__EXERCISE DETAILS__.
In the data, extract each line that holds the string "социальной".

(Items listed in a dataset)
┄┄┄┄┄┄┄┄┄┄┄┄┄┄┄┄┄┄┄┄
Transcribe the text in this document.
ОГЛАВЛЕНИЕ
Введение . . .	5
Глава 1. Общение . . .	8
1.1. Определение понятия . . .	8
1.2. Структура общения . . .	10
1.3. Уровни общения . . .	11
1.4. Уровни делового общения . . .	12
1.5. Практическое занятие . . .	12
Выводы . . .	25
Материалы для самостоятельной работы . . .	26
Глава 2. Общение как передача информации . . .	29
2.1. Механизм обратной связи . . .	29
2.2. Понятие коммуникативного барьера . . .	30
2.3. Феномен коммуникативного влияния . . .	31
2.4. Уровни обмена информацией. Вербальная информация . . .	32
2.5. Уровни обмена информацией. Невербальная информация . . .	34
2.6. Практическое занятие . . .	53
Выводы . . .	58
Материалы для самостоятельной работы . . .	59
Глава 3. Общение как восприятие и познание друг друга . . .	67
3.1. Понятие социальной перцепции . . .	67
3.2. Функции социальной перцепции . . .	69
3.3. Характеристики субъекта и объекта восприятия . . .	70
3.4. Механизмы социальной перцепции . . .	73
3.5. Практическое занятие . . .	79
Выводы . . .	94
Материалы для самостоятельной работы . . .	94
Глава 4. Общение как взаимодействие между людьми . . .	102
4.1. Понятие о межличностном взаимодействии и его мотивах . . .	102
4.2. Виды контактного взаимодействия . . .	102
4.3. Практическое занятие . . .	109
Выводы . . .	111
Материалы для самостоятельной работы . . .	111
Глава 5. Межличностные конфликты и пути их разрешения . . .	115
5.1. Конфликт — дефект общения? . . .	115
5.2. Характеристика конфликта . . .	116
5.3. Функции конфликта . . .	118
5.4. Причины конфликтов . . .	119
┄┄┄┄┄┄┄┄┄┄┄┄┄┄┄┄┄┄┄┄
__SOLUTION TO THIS PROBLEM__.
3.1. Понятие социальной перцепции . . .	67
3.2. Функции социальной перцепции . . .	69
3.4. Механизмы социальной перцепции . . .	73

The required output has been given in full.